Parts of the exercise
1 > Decide whether each statement below agrees with the passage on Diogenes and philosophy. Answer yes or no for (a), (b) and (c), and quote the words from the passage that settle each one. (a) Diogenes searched for an honest man with a lamp during daytime. (b) Since Socrates's time, philosophy has provided more answers than questions. (c) Philosophical texts are described as open and changeable.
2 > In the passage on Diogenes and philosophy, what metaphor explains the experience of meeting a real philosopher?
3 > Resume the passage on Diogenes and philosophy, picking up after its final sentence.

Provided passage
Sergiy Kurbatov

One of the most famous stories, connected with Diogenes is about his search for honest man―with a lamp during daytime. Perhaps, the light of this lamp is an analogy of philosophy, which is intended to bring a kind of light to our everyday life by opening the new dimensions and senses of it? Maybe, due to this light, the philosopher changes other peoples, societies, states and cultures? These are just a few from a long chain of possible questions regarding the miraculous presence of the true philosopher―and philosophy per se. Since Socrates’s time philosophy has traditionally provided more questions than answers―and this is a kind of destiny for this area of knowledge with its specific texts.

During the millenniums of the history of philosophical thought, we could identify hundreds of such texts. They allow us to open the paradoxical trajectories of wisdom both in internal and external worlds, but, as the texts, they are stable, closed, self-identical. So, for everybody, who likes to think, a real existential luxury is a meeting with a real philosopher. Later, such a meeting could be transformed into an open space for the mutual search for the nature of good and evil, sense of life and death and discussions regarding other eternal, philosophical questions. If we try to explain this experience metaphorically, it is like a difference between reading about beautiful seacoast and the direct observation of it.

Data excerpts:
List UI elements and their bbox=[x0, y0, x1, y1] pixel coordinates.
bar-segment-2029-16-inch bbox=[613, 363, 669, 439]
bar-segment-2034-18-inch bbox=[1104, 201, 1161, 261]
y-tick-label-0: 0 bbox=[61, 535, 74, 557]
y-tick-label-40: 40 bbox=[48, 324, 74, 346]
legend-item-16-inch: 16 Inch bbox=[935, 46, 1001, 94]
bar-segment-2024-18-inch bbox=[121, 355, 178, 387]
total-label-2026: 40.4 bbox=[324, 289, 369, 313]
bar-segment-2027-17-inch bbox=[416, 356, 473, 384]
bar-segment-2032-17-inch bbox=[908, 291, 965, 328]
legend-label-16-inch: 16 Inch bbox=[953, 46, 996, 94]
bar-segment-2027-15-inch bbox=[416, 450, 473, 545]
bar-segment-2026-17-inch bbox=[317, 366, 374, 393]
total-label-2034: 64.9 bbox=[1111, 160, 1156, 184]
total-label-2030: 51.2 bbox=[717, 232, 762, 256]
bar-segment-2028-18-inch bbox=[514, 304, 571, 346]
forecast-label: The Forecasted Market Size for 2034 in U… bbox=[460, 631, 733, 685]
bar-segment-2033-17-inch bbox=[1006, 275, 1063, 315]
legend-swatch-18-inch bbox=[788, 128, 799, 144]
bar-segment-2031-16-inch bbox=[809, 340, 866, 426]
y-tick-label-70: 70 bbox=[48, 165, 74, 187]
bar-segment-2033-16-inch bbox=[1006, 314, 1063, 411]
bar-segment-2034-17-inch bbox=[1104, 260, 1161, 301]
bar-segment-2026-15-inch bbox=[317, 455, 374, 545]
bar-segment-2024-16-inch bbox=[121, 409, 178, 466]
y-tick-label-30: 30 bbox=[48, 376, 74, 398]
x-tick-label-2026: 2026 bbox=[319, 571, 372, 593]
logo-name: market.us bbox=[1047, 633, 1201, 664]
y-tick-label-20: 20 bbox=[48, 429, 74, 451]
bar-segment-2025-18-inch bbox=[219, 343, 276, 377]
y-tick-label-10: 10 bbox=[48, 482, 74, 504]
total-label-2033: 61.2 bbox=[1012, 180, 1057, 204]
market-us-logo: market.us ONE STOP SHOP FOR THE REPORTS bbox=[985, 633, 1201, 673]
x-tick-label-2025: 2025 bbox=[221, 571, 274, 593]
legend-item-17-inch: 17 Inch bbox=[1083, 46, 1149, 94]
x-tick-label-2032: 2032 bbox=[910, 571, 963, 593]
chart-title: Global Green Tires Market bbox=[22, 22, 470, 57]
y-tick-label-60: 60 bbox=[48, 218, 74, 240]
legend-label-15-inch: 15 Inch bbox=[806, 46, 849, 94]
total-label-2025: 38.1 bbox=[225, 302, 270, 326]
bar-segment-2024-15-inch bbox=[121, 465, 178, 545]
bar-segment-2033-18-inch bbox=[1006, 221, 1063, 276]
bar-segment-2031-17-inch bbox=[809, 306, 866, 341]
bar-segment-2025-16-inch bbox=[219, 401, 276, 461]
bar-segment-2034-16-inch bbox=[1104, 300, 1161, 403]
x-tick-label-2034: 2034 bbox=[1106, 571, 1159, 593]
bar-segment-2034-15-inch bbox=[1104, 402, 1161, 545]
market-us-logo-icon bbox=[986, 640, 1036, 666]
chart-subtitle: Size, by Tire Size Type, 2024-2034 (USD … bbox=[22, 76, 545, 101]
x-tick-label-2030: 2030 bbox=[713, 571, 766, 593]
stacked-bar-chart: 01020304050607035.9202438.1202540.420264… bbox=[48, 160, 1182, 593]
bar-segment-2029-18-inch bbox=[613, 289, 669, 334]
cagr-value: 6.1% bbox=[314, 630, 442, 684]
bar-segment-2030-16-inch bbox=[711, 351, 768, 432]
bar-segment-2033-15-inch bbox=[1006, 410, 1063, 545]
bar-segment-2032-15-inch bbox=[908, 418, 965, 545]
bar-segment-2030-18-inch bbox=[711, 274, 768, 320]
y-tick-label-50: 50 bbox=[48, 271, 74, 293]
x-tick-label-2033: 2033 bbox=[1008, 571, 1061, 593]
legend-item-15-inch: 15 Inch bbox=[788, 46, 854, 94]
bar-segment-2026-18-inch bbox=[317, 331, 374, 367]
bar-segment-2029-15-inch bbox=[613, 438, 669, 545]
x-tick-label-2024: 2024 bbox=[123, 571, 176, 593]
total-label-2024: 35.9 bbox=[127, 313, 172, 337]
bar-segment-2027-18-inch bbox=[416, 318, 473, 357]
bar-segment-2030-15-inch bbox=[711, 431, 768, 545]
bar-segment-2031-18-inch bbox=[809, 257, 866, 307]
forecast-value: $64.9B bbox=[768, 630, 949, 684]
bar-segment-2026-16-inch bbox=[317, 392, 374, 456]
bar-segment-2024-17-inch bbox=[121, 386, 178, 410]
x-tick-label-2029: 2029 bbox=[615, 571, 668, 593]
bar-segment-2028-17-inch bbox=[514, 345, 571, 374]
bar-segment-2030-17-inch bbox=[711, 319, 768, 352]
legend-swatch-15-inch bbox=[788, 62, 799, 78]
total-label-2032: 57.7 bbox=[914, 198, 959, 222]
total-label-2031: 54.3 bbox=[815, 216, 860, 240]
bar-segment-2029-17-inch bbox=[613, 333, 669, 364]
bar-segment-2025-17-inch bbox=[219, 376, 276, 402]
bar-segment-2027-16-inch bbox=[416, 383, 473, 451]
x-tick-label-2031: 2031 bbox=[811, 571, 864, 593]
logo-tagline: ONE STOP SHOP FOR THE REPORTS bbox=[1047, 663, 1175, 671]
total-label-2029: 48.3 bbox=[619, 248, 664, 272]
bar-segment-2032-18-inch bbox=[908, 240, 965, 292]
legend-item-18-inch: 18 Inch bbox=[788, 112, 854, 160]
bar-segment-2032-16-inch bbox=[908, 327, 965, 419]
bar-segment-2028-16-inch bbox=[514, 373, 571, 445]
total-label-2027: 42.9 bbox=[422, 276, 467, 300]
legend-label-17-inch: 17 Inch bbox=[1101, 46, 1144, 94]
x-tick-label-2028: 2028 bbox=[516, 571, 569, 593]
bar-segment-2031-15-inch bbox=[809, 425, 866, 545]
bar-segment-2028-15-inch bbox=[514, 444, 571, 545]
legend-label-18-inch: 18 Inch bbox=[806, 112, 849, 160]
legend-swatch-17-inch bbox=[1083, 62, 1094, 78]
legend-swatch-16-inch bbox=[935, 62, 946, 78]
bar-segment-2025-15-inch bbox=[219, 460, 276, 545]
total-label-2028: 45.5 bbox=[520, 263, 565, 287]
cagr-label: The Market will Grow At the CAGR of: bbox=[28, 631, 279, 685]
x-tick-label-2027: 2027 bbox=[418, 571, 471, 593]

Task results
1 >
(a) Yes: "about his search for honest man―with a lamp during daytime"
(b) No: "Since Socrates’s time philosophy has traditionally provided more questions than answers"
(c) No: "as the texts, they are stable, closed, self-identical"

2 > It is like the difference between reading about a beautiful seacoast and directly observing it.

3 >
I was lucky to meet such a philosopher and remember very well my first meeting with Professor Serhiy Krymskiy, his shining eyes and a charismatic dialogue. Maybe, such passionate dialogue represents an essence of philosophy as the kingdom of “cogito” in its pure manifestation? Perhaps those, who attended the lectures of Professor Krymskiy remember this situation as a particular moment of philosophical truth. Serhiy Krymskiy was always ready to open to external observers an “internal kitchen” of philosophy. And it was so exciting “to read” this person and to compare these readings with impressions from his texts. It is important that these texts usually are not only rational and logical, but also poetical and mystical, and such specific cultural “spices” make the academic texts of Serhiy Krymskiy multi-dimensional and alive.

Serhiy Krymskiy liked to travel through time and space in his philosophical meditations. In a spatial sense the main destination and point of eternal returning for him was Kyiv as a material representation of Ukrainian culture and Eastern Slavonic spirituality. His life was like a symbolic travelling through Kyiv with the special stops at different “places of memory”, like St Sophia Cathedral or Volodymyrska Hill. In temporal sense Professor Krymskiy was looking for the roots and spiritual sources of our culture and preferred to turn his mind to the times of Kievan Rus’ and his favorite Baroque period of Ukrainian history. Serhiy Krymskiy was an excellent guide and profound writer of texts. The philosophical light of these texts continues to remain resonate with us, creating bright Ukrainian future.

The author expresses his gratitude for support with editing of this text to David Schmidt (Fairfield University, USA) and Greg Simons (Uppsala University, Sweden).